— start of LISTED ENTRIES —
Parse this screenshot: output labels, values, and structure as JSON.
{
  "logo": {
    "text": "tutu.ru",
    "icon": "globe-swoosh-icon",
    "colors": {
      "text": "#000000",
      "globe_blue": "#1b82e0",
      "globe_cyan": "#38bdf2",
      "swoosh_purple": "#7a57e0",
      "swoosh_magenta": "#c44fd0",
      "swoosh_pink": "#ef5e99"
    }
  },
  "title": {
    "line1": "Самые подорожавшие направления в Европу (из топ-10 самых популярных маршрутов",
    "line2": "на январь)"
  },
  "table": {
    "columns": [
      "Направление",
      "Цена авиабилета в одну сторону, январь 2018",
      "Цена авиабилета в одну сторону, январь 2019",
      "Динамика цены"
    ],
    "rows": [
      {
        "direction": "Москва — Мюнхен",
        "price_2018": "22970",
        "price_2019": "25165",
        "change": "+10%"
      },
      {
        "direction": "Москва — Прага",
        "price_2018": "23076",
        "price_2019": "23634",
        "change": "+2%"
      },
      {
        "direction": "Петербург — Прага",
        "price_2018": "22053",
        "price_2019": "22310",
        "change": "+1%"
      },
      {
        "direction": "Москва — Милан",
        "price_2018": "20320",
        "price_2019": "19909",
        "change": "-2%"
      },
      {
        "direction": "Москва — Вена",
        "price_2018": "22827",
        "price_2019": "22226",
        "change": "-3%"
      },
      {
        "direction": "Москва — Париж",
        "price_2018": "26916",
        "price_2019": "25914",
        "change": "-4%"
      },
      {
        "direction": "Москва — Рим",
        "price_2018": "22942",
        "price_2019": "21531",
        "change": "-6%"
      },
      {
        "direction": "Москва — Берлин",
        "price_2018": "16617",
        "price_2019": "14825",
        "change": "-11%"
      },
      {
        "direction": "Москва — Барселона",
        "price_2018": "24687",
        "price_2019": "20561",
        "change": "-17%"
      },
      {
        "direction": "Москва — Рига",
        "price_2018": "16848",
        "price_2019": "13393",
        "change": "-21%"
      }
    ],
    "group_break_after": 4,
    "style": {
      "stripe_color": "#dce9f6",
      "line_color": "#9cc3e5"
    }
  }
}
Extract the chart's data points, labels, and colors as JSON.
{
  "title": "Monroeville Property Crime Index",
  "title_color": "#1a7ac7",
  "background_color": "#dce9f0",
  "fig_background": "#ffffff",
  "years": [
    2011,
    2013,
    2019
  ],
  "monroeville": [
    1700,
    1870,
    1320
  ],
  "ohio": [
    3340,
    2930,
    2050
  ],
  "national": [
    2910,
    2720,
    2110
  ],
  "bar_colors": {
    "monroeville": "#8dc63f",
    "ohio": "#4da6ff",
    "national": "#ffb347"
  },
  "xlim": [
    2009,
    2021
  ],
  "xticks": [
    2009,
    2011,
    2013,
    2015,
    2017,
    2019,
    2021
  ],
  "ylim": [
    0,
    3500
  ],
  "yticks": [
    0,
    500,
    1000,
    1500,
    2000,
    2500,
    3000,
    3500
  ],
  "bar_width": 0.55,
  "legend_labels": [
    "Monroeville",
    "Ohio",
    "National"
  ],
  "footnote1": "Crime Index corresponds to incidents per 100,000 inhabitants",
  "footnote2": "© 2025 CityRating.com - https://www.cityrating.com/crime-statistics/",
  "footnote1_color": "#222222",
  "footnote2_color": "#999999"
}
— end of LISTED ENTRIES —
— start of LISTED ENTRIES —
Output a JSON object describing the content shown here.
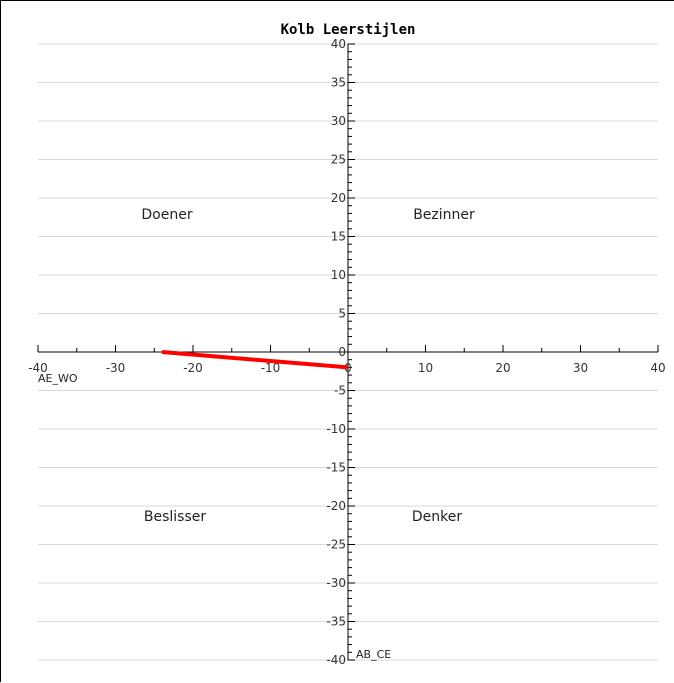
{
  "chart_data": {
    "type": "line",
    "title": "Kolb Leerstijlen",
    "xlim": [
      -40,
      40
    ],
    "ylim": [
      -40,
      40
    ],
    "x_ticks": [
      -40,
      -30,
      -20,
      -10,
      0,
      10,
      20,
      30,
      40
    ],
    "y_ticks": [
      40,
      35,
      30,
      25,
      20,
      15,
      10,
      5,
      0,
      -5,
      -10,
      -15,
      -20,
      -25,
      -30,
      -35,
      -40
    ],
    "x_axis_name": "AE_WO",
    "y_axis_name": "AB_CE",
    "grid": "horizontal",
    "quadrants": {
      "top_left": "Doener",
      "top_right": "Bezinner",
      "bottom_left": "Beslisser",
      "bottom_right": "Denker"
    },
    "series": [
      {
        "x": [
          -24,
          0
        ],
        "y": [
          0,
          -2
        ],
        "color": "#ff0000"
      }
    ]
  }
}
— end of LISTED ENTRIES —
[DO THIS]:
Gather each line of the listing containing the word "январь" and show it.

[TASK ANSWER]:
    "line2": "на январь)"
      "Цена авиабилета в одну сторону, январь 2018",
      "Цена авиабилета в одну сторону, январь 2019",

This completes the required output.